▶ [Exercise requirements]: From the line that includes "Type out the text in this image." to the last line of the records, inclusive, repeat each line exactly.

▶ [Records for this task]:
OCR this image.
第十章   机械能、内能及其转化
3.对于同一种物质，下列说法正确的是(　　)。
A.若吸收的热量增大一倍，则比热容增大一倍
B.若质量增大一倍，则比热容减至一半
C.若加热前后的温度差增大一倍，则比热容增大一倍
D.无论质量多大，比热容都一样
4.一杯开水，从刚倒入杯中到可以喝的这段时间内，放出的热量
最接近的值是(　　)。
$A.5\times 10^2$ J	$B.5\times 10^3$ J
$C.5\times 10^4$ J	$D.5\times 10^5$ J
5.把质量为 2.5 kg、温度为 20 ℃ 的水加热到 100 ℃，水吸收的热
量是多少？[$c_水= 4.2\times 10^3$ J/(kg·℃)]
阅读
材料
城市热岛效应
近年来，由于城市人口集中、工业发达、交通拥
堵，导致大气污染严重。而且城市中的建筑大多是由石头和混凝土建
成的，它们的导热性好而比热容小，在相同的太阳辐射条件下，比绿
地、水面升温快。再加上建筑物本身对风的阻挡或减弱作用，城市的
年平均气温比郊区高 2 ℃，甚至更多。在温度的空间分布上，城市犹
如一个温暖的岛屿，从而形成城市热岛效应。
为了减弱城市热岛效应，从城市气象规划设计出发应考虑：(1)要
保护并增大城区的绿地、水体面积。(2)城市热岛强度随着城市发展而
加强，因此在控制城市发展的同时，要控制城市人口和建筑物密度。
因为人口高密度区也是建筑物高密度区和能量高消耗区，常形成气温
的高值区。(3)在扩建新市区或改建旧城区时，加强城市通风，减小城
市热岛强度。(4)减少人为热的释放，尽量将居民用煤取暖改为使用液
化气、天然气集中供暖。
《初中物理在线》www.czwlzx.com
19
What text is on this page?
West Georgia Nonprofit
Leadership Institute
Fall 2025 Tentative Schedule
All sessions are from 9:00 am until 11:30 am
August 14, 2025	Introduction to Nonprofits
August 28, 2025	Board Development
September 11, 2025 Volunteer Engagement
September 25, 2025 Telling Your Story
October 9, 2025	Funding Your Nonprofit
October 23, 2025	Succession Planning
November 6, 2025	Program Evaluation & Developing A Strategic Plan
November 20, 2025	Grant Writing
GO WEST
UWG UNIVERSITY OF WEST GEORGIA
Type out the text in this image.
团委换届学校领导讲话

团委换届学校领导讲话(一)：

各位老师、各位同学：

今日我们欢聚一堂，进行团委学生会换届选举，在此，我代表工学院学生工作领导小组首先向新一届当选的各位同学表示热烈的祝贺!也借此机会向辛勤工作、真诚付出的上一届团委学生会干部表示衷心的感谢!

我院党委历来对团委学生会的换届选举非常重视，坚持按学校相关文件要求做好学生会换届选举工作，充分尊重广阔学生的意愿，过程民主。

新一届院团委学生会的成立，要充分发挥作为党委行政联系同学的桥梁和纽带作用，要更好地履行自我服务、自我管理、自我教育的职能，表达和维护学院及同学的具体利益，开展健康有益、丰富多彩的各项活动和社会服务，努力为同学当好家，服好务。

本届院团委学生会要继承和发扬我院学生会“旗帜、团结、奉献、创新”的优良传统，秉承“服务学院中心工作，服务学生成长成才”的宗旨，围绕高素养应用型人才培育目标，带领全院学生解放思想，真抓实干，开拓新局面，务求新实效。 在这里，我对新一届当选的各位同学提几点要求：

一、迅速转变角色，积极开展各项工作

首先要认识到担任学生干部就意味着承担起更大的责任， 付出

▶ [Answer below]:
Type out the text in this image.
团委换届学校领导讲话

团委换届学校领导讲话(一)：

各位老师、各位同学：

今日我们欢聚一堂，进行团委学生会换届选举，在此，我代表工学院学生工作领导小组首先向新一届当选的各位同学表示热烈的祝贺!也借此机会向辛勤工作、真诚付出的上一届团委学生会干部表示衷心的感谢!

我院党委历来对团委学生会的换届选举非常重视，坚持按学校相关文件要求做好学生会换届选举工作，充分尊重广阔学生的意愿，过程民主。

新一届院团委学生会的成立，要充分发挥作为党委行政联系同学的桥梁和纽带作用，要更好地履行自我服务、自我管理、自我教育的职能，表达和维护学院及同学的具体利益，开展健康有益、丰富多彩的各项活动和社会服务，努力为同学当好家，服好务。

本届院团委学生会要继承和发扬我院学生会“旗帜、团结、奉献、创新”的优良传统，秉承“服务学院中心工作，服务学生成长成才”的宗旨，围绕高素养应用型人才培育目标，带领全院学生解放思想，真抓实干，开拓新局面，务求新实效。 在这里，我对新一届当选的各位同学提几点要求：

一、迅速转变角色，积极开展各项工作

首先要认识到担任学生干部就意味着承担起更大的责任， 付出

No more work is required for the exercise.